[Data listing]
########

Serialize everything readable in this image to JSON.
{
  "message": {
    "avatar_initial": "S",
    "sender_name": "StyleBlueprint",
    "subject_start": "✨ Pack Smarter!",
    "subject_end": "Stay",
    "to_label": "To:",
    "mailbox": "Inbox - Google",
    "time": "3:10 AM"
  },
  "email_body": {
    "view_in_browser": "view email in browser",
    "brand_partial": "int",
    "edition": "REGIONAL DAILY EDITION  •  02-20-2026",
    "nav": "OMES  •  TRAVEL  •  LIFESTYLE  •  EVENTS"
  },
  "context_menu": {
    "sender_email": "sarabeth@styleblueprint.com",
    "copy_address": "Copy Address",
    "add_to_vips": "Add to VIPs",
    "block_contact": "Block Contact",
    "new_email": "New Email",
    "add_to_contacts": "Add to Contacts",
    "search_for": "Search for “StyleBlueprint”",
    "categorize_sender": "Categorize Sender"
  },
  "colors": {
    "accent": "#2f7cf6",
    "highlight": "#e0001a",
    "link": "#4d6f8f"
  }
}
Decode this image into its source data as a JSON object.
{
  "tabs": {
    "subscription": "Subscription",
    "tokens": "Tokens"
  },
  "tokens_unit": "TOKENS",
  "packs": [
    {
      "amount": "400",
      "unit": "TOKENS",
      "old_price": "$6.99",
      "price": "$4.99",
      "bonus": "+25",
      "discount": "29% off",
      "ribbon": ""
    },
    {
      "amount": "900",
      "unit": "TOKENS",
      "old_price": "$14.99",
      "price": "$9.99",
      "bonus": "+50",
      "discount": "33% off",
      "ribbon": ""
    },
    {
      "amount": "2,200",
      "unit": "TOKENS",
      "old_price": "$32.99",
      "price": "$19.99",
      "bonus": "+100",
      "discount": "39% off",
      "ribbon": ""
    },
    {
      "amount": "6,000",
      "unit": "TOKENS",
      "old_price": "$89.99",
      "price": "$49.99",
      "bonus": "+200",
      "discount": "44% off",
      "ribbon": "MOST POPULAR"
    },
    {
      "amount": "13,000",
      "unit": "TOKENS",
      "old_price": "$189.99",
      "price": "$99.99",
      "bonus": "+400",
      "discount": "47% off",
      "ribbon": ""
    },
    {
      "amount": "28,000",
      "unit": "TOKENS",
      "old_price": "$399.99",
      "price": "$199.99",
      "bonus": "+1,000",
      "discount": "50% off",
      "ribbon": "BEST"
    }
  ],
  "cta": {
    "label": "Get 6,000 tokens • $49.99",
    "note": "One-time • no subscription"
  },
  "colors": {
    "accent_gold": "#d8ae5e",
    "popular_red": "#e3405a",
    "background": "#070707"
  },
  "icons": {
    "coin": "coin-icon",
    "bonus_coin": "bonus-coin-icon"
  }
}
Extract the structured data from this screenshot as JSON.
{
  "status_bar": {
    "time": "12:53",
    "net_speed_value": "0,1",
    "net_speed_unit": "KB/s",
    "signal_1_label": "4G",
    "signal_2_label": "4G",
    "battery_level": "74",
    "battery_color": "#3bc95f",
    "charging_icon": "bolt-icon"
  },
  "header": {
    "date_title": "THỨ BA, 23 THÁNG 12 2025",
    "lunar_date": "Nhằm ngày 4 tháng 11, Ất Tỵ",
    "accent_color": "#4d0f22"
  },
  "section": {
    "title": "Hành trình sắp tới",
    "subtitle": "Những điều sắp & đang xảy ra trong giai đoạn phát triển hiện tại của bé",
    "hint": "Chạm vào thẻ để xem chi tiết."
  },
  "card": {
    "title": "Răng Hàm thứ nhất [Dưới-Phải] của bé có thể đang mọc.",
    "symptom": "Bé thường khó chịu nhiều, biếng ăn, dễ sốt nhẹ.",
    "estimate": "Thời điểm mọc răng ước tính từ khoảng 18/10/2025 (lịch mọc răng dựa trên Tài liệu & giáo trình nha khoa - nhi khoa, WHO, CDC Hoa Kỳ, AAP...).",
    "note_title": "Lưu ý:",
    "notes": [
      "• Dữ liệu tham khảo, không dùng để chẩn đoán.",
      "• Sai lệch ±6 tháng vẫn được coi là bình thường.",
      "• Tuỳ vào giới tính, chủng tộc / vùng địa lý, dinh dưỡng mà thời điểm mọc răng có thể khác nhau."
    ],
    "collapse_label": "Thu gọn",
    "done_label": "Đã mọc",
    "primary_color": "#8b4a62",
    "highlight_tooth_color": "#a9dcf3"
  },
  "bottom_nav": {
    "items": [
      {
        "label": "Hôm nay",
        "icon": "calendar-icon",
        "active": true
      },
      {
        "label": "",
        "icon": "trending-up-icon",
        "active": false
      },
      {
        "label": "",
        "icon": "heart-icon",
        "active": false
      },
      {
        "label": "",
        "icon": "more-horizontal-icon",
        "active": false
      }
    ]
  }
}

########

Give back all the records exactly as they stand.

**EXERCISE RESPONSE**:
Serialize everything readable in this image to JSON.
{
  "message": {
    "avatar_initial": "S",
    "sender_name": "StyleBlueprint",
    "subject_start": "✨ Pack Smarter!",
    "subject_end": "Stay",
    "to_label": "To:",
    "mailbox": "Inbox - Google",
    "time": "3:10 AM"
  },
  "email_body": {
    "view_in_browser": "view email in browser",
    "brand_partial": "int",
    "edition": "REGIONAL DAILY EDITION  •  02-20-2026",
    "nav": "OMES  •  TRAVEL  •  LIFESTYLE  •  EVENTS"
  },
  "context_menu": {
    "sender_email": "sarabeth@styleblueprint.com",
    "copy_address": "Copy Address",
    "add_to_vips": "Add to VIPs",
    "block_contact": "Block Contact",
    "new_email": "New Email",
    "add_to_contacts": "Add to Contacts",
    "search_for": "Search for “StyleBlueprint”",
    "categorize_sender": "Categorize Sender"
  },
  "colors": {
    "accent": "#2f7cf6",
    "highlight": "#e0001a",
    "link": "#4d6f8f"
  }
}
Decode this image into its source data as a JSON object.
{
  "tabs": {
    "subscription": "Subscription",
    "tokens": "Tokens"
  },
  "tokens_unit": "TOKENS",
  "packs": [
    {
      "amount": "400",
      "unit": "TOKENS",
      "old_price": "$6.99",
      "price": "$4.99",
      "bonus": "+25",
      "discount": "29% off",
      "ribbon": ""
    },
    {
      "amount": "900",
      "unit": "TOKENS",
      "old_price": "$14.99",
      "price": "$9.99",
      "bonus": "+50",
      "discount": "33% off",
      "ribbon": ""
    },
    {
      "amount": "2,200",
      "unit": "TOKENS",
      "old_price": "$32.99",
      "price": "$19.99",
      "bonus": "+100",
      "discount": "39% off",
      "ribbon": ""
    },
    {
      "amount": "6,000",
      "unit": "TOKENS",
      "old_price": "$89.99",
      "price": "$49.99",
      "bonus": "+200",
      "discount": "44% off",
      "ribbon": "MOST POPULAR"
    },
    {
      "amount": "13,000",
      "unit": "TOKENS",
      "old_price": "$189.99",
      "price": "$99.99",
      "bonus": "+400",
      "discount": "47% off",
      "ribbon": ""
    },
    {
      "amount": "28,000",
      "unit": "TOKENS",
      "old_price": "$399.99",
      "price": "$199.99",
      "bonus": "+1,000",
      "discount": "50% off",
      "ribbon": "BEST"
    }
  ],
  "cta": {
    "label": "Get 6,000 tokens • $49.99",
    "note": "One-time • no subscription"
  },
  "colors": {
    "accent_gold": "#d8ae5e",
    "popular_red": "#e3405a",
    "background": "#070707"
  },
  "icons": {
    "coin": "coin-icon",
    "bonus_coin": "bonus-coin-icon"
  }
}
Extract the structured data from this screenshot as JSON.
{
  "status_bar": {
    "time": "12:53",
    "net_speed_value": "0,1",
    "net_speed_unit": "KB/s",
    "signal_1_label": "4G",
    "signal_2_label": "4G",
    "battery_level": "74",
    "battery_color": "#3bc95f",
    "charging_icon": "bolt-icon"
  },
  "header": {
    "date_title": "THỨ BA, 23 THÁNG 12 2025",
    "lunar_date": "Nhằm ngày 4 tháng 11, Ất Tỵ",
    "accent_color": "#4d0f22"
  },
  "section": {
    "title": "Hành trình sắp tới",
    "subtitle": "Những điều sắp & đang xảy ra trong giai đoạn phát triển hiện tại của bé",
    "hint": "Chạm vào thẻ để xem chi tiết."
  },
  "card": {
    "title": "Răng Hàm thứ nhất [Dưới-Phải] của bé có thể đang mọc.",
    "symptom": "Bé thường khó chịu nhiều, biếng ăn, dễ sốt nhẹ.",
    "estimate": "Thời điểm mọc răng ước tính từ khoảng 18/10/2025 (lịch mọc răng dựa trên Tài liệu & giáo trình nha khoa - nhi khoa, WHO, CDC Hoa Kỳ, AAP...).",
    "note_title": "Lưu ý:",
    "notes": [
      "• Dữ liệu tham khảo, không dùng để chẩn đoán.",
      "• Sai lệch ±6 tháng vẫn được coi là bình thường.",
      "• Tuỳ vào giới tính, chủng tộc / vùng địa lý, dinh dưỡng mà thời điểm mọc răng có thể khác nhau."
    ],
    "collapse_label": "Thu gọn",
    "done_label": "Đã mọc",
    "primary_color": "#8b4a62",
    "highlight_tooth_color": "#a9dcf3"
  },
  "bottom_nav": {
    "items": [
      {
        "label": "Hôm nay",
        "icon": "calendar-icon",
        "active": true
      },
      {
        "label": "",
        "icon": "trending-up-icon",
        "active": false
      },
      {
        "label": "",
        "icon": "heart-icon",
        "active": false
      },
      {
        "label": "",
        "icon": "more-horizontal-icon",
        "active": false
      }
    ]
  }
}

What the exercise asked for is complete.